# Exercise requirements
Can the data below be set down again exactly, line for line?

-- start of Record excerpts --

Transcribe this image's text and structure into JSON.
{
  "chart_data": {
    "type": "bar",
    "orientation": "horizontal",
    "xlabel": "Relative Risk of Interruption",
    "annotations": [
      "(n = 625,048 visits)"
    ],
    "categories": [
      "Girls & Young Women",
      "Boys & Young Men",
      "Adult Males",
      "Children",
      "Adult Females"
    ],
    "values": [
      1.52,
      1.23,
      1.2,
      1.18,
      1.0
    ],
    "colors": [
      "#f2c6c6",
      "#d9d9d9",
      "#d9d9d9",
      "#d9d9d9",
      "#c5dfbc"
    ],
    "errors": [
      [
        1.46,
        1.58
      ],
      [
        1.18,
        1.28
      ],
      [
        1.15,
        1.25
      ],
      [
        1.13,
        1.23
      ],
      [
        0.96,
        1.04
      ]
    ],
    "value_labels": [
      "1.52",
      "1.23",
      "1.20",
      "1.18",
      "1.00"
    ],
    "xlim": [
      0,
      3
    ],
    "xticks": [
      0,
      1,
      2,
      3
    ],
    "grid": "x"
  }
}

-- end of Record excerpts --

# Task output
Transcribe this image's text and structure into JSON.
{
  "chart_data": {
    "type": "bar",
    "orientation": "horizontal",
    "xlabel": "Relative Risk of Interruption",
    "annotations": [
      "(n = 625,048 visits)"
    ],
    "categories": [
      "Girls & Young Women",
      "Boys & Young Men",
      "Adult Males",
      "Children",
      "Adult Females"
    ],
    "values": [
      1.52,
      1.23,
      1.2,
      1.18,
      1.0
    ],
    "colors": [
      "#f2c6c6",
      "#d9d9d9",
      "#d9d9d9",
      "#d9d9d9",
      "#c5dfbc"
    ],
    "errors": [
      [
        1.46,
        1.58
      ],
      [
        1.18,
        1.28
      ],
      [
        1.15,
        1.25
      ],
      [
        1.13,
        1.23
      ],
      [
        0.96,
        1.04
      ]
    ],
    "value_labels": [
      "1.52",
      "1.23",
      "1.20",
      "1.18",
      "1.00"
    ],
    "xlim": [
      0,
      3
    ],
    "xticks": [
      0,
      1,
      2,
      3
    ],
    "grid": "x"
  }
}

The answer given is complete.